What you have to do: Repeat the listing below in full, exactly as it stands.

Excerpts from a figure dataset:

· · ·

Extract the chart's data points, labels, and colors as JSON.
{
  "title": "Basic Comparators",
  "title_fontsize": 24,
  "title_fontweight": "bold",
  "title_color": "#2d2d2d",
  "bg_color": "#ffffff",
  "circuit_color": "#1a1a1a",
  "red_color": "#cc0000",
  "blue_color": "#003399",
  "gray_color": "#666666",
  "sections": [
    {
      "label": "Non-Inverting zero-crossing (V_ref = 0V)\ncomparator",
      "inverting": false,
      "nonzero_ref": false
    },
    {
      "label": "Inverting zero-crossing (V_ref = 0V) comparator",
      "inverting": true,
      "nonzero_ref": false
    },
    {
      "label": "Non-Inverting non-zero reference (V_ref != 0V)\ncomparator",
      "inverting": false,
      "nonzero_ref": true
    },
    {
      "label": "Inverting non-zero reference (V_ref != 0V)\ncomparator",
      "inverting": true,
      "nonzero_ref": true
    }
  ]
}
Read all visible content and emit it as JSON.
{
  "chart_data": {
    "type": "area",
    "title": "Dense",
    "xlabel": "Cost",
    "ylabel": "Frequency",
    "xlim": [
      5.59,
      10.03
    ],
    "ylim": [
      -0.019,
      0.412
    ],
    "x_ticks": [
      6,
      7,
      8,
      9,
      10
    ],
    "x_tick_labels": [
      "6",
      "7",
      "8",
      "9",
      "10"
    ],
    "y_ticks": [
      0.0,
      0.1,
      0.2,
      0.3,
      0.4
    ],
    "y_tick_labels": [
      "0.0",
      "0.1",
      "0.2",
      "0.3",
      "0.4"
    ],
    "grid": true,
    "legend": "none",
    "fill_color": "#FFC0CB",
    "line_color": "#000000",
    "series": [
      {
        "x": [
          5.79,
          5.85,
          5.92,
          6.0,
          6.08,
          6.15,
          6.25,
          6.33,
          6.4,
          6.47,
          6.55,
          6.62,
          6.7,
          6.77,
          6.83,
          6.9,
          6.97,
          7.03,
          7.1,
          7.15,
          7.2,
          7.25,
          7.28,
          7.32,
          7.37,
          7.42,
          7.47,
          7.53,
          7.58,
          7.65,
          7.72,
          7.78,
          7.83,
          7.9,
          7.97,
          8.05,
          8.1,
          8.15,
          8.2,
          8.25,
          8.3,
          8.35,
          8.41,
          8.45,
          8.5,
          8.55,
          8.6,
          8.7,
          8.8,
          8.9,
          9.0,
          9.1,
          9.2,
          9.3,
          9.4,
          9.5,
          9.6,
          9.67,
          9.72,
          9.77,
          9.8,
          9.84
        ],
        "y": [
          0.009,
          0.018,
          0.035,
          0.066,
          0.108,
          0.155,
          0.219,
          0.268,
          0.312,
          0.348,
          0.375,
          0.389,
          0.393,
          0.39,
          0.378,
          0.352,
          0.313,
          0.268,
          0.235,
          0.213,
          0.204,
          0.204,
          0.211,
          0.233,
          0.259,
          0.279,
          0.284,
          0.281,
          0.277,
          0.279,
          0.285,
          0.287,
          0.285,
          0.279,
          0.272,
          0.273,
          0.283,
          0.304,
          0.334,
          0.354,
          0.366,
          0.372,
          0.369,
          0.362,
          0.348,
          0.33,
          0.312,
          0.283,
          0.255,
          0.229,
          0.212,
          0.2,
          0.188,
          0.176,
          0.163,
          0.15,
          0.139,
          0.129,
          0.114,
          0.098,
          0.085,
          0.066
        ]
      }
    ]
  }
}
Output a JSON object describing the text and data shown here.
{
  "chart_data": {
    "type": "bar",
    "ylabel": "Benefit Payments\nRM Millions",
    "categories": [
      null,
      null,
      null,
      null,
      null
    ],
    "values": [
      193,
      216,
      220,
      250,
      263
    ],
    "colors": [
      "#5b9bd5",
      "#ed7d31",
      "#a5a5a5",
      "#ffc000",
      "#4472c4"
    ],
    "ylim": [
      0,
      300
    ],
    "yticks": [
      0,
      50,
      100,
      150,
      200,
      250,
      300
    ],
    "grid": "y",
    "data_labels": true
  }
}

· · ·

Full response:
Extract the chart's data points, labels, and colors as JSON.
{
  "title": "Basic Comparators",
  "title_fontsize": 24,
  "title_fontweight": "bold",
  "title_color": "#2d2d2d",
  "bg_color": "#ffffff",
  "circuit_color": "#1a1a1a",
  "red_color": "#cc0000",
  "blue_color": "#003399",
  "gray_color": "#666666",
  "sections": [
    {
      "label": "Non-Inverting zero-crossing (V_ref = 0V)\ncomparator",
      "inverting": false,
      "nonzero_ref": false
    },
    {
      "label": "Inverting zero-crossing (V_ref = 0V) comparator",
      "inverting": true,
      "nonzero_ref": false
    },
    {
      "label": "Non-Inverting non-zero reference (V_ref != 0V)\ncomparator",
      "inverting": false,
      "nonzero_ref": true
    },
    {
      "label": "Inverting non-zero reference (V_ref != 0V)\ncomparator",
      "inverting": true,
      "nonzero_ref": true
    }
  ]
}
Read all visible content and emit it as JSON.
{
  "chart_data": {
    "type": "area",
    "title": "Dense",
    "xlabel": "Cost",
    "ylabel": "Frequency",
    "xlim": [
      5.59,
      10.03
    ],
    "ylim": [
      -0.019,
      0.412
    ],
    "x_ticks": [
      6,
      7,
      8,
      9,
      10
    ],
    "x_tick_labels": [
      "6",
      "7",
      "8",
      "9",
      "10"
    ],
    "y_ticks": [
      0.0,
      0.1,
      0.2,
      0.3,
      0.4
    ],
    "y_tick_labels": [
      "0.0",
      "0.1",
      "0.2",
      "0.3",
      "0.4"
    ],
    "grid": true,
    "legend": "none",
    "fill_color": "#FFC0CB",
    "line_color": "#000000",
    "series": [
      {
        "x": [
          5.79,
          5.85,
          5.92,
          6.0,
          6.08,
          6.15,
          6.25,
          6.33,
          6.4,
          6.47,
          6.55,
          6.62,
          6.7,
          6.77,
          6.83,
          6.9,
          6.97,
          7.03,
          7.1,
          7.15,
          7.2,
          7.25,
          7.28,
          7.32,
          7.37,
          7.42,
          7.47,
          7.53,
          7.58,
          7.65,
          7.72,
          7.78,
          7.83,
          7.9,
          7.97,
          8.05,
          8.1,
          8.15,
          8.2,
          8.25,
          8.3,
          8.35,
          8.41,
          8.45,
          8.5,
          8.55,
          8.6,
          8.7,
          8.8,
          8.9,
          9.0,
          9.1,
          9.2,
          9.3,
          9.4,
          9.5,
          9.6,
          9.67,
          9.72,
          9.77,
          9.8,
          9.84
        ],
        "y": [
          0.009,
          0.018,
          0.035,
          0.066,
          0.108,
          0.155,
          0.219,
          0.268,
          0.312,
          0.348,
          0.375,
          0.389,
          0.393,
          0.39,
          0.378,
          0.352,
          0.313,
          0.268,
          0.235,
          0.213,
          0.204,
          0.204,
          0.211,
          0.233,
          0.259,
          0.279,
          0.284,
          0.281,
          0.277,
          0.279,
          0.285,
          0.287,
          0.285,
          0.279,
          0.272,
          0.273,
          0.283,
          0.304,
          0.334,
          0.354,
          0.366,
          0.372,
          0.369,
          0.362,
          0.348,
          0.33,
          0.312,
          0.283,
          0.255,
          0.229,
          0.212,
          0.2,
          0.188,
          0.176,
          0.163,
          0.15,
          0.139,
          0.129,
          0.114,
          0.098,
          0.085,
          0.066
        ]
      }
    ]
  }
}
Output a JSON object describing the text and data shown here.
{
  "chart_data": {
    "type": "bar",
    "ylabel": "Benefit Payments\nRM Millions",
    "categories": [
      null,
      null,
      null,
      null,
      null
    ],
    "values": [
      193,
      216,
      220,
      250,
      263
    ],
    "colors": [
      "#5b9bd5",
      "#ed7d31",
      "#a5a5a5",
      "#ffc000",
      "#4472c4"
    ],
    "ylim": [
      0,
      300
    ],
    "yticks": [
      0,
      50,
      100,
      150,
      200,
      250,
      300
    ],
    "grid": "y",
    "data_labels": true
  }
}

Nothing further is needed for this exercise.